Convert each line of the records below into a numbered list, skipping any blank lines.

[Saved data entries]
──────
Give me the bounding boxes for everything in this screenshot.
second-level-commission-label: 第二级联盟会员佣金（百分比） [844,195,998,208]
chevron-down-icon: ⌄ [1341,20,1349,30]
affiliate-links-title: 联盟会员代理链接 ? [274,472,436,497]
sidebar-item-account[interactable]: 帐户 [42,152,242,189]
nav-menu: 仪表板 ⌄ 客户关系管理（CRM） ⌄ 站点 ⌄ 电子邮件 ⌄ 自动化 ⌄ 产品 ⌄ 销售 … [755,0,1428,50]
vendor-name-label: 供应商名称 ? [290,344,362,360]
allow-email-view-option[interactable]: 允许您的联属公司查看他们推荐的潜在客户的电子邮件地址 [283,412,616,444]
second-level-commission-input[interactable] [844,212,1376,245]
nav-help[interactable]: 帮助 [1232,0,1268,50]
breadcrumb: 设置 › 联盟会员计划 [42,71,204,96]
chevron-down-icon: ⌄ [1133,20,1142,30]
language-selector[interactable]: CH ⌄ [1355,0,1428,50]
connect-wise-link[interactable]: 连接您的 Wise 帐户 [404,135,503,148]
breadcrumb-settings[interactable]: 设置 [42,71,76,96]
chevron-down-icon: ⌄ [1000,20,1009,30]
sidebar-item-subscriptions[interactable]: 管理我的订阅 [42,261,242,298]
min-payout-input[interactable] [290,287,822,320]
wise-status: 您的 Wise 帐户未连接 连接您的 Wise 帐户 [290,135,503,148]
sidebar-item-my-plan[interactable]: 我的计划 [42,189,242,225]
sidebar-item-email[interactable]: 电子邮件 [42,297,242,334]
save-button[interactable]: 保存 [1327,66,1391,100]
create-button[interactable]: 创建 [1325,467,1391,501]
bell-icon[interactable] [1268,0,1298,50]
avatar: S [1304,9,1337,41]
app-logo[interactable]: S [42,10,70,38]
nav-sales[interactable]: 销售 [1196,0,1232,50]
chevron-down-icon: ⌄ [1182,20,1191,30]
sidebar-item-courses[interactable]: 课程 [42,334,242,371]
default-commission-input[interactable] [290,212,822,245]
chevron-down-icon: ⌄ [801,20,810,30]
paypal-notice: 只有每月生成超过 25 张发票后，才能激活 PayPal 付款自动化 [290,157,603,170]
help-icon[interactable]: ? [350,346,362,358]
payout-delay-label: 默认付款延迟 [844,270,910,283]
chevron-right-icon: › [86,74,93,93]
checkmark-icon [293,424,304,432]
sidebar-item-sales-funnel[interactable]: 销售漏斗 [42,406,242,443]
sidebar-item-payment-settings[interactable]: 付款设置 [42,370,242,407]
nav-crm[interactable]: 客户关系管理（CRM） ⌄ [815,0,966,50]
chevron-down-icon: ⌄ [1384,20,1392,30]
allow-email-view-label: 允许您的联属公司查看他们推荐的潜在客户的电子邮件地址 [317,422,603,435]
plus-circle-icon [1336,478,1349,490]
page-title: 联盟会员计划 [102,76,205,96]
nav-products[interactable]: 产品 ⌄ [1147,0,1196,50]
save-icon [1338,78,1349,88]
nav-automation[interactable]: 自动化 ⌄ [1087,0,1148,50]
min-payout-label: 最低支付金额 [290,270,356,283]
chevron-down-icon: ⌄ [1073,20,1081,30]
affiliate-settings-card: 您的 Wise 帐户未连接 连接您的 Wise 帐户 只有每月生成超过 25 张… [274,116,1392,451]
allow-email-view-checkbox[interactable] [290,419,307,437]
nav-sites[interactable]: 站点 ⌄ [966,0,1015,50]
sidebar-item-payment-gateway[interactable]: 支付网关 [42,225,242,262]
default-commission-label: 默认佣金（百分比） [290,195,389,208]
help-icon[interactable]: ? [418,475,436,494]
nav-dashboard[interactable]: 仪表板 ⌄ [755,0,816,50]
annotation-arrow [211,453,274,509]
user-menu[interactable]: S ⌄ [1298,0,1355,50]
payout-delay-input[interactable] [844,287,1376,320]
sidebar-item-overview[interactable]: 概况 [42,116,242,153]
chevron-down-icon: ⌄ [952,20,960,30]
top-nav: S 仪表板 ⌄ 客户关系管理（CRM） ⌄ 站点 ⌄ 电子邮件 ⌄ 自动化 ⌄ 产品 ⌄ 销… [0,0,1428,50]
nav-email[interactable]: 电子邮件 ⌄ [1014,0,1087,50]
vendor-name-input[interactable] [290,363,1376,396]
──────
■ Solution:
1. Give me the bounding boxes for everything in this screenshot.
2. second-level-commission-label: 第二级联盟会员佣金（百分比） [844,195,998,208]
3. chevron-down-icon: ⌄ [1341,20,1349,30]
4. affiliate-links-title: 联盟会员代理链接 ? [274,472,436,497]
5. sidebar-item-account[interactable]: 帐户 [42,152,242,189]
6. nav-menu: 仪表板 ⌄ 客户关系管理（CRM） ⌄ 站点 ⌄ 电子邮件 ⌄ 自动化 ⌄ 产品 ⌄ 销售 … [755,0,1428,50]
7. vendor-name-label: 供应商名称 ? [290,344,362,360]
8. allow-email-view-option[interactable]: 允许您的联属公司查看他们推荐的潜在客户的电子邮件地址 [283,412,616,444]
9. second-level-commission-input[interactable] [844,212,1376,245]
10. nav-help[interactable]: 帮助 [1232,0,1268,50]
11. breadcrumb: 设置 › 联盟会员计划 [42,71,204,96]
12. chevron-down-icon: ⌄ [1133,20,1142,30]
13. language-selector[interactable]: CH ⌄ [1355,0,1428,50]
14. connect-wise-link[interactable]: 连接您的 Wise 帐户 [404,135,503,148]
15. breadcrumb-settings[interactable]: 设置 [42,71,76,96]
16. chevron-down-icon: ⌄ [1000,20,1009,30]
17. sidebar-item-subscriptions[interactable]: 管理我的订阅 [42,261,242,298]
18. min-payout-input[interactable] [290,287,822,320]
19. wise-status: 您的 Wise 帐户未连接 连接您的 Wise 帐户 [290,135,503,148]
20. sidebar-item-my-plan[interactable]: 我的计划 [42,189,242,225]
21. sidebar-item-email[interactable]: 电子邮件 [42,297,242,334]
22. save-button[interactable]: 保存 [1327,66,1391,100]
23. create-button[interactable]: 创建 [1325,467,1391,501]
24. bell-icon[interactable] [1268,0,1298,50]
25. avatar: S [1304,9,1337,41]
26. app-logo[interactable]: S [42,10,70,38]
27. nav-sales[interactable]: 销售 [1196,0,1232,50]
28. chevron-down-icon: ⌄ [1182,20,1191,30]
29. sidebar-item-courses[interactable]: 课程 [42,334,242,371]
30. default-commission-input[interactable] [290,212,822,245]
31. chevron-down-icon: ⌄ [801,20,810,30]
32. paypal-notice: 只有每月生成超过 25 张发票后，才能激活 PayPal 付款自动化 [290,157,603,170]
33. help-icon[interactable]: ? [350,346,362,358]
34. payout-delay-label: 默认付款延迟 [844,270,910,283]
35. chevron-right-icon: › [86,74,93,93]
36. checkmark-icon [293,424,304,432]
37. sidebar-item-sales-funnel[interactable]: 销售漏斗 [42,406,242,443]
38. sidebar-item-payment-settings[interactable]: 付款设置 [42,370,242,407]
39. nav-crm[interactable]: 客户关系管理（CRM） ⌄ [815,0,966,50]
40. chevron-down-icon: ⌄ [1384,20,1392,30]
41. allow-email-view-label: 允许您的联属公司查看他们推荐的潜在客户的电子邮件地址 [317,422,603,435]
42. plus-circle-icon [1336,478,1349,490]
43. page-title: 联盟会员计划 [102,76,205,96]
44. nav-products[interactable]: 产品 ⌄ [1147,0,1196,50]
45. save-icon [1338,78,1349,88]
46. nav-automation[interactable]: 自动化 ⌄ [1087,0,1148,50]
47. min-payout-label: 最低支付金额 [290,270,356,283]
48. chevron-down-icon: ⌄ [1073,20,1081,30]
49. affiliate-settings-card: 您的 Wise 帐户未连接 连接您的 Wise 帐户 只有每月生成超过 25 张… [274,116,1392,451]
50. allow-email-view-checkbox[interactable] [290,419,307,437]
51. nav-sites[interactable]: 站点 ⌄ [966,0,1015,50]
52. sidebar-item-payment-gateway[interactable]: 支付网关 [42,225,242,262]
53. default-commission-label: 默认佣金（百分比） [290,195,389,208]
54. help-icon[interactable]: ? [418,475,436,494]
55. nav-dashboard[interactable]: 仪表板 ⌄ [755,0,816,50]
56. annotation-arrow [211,453,274,509]
57. user-menu[interactable]: S ⌄ [1298,0,1355,50]
58. payout-delay-input[interactable] [844,287,1376,320]
59. sidebar-item-overview[interactable]: 概况 [42,116,242,153]
60. chevron-down-icon: ⌄ [952,20,960,30]
61. top-nav: S 仪表板 ⌄ 客户关系管理（CRM） ⌄ 站点 ⌄ 电子邮件 ⌄ 自动化 ⌄ 产品 ⌄ 销… [0,0,1428,50]
62. nav-email[interactable]: 电子邮件 ⌄ [1014,0,1087,50]
63. vendor-name-input[interactable] [290,363,1376,396]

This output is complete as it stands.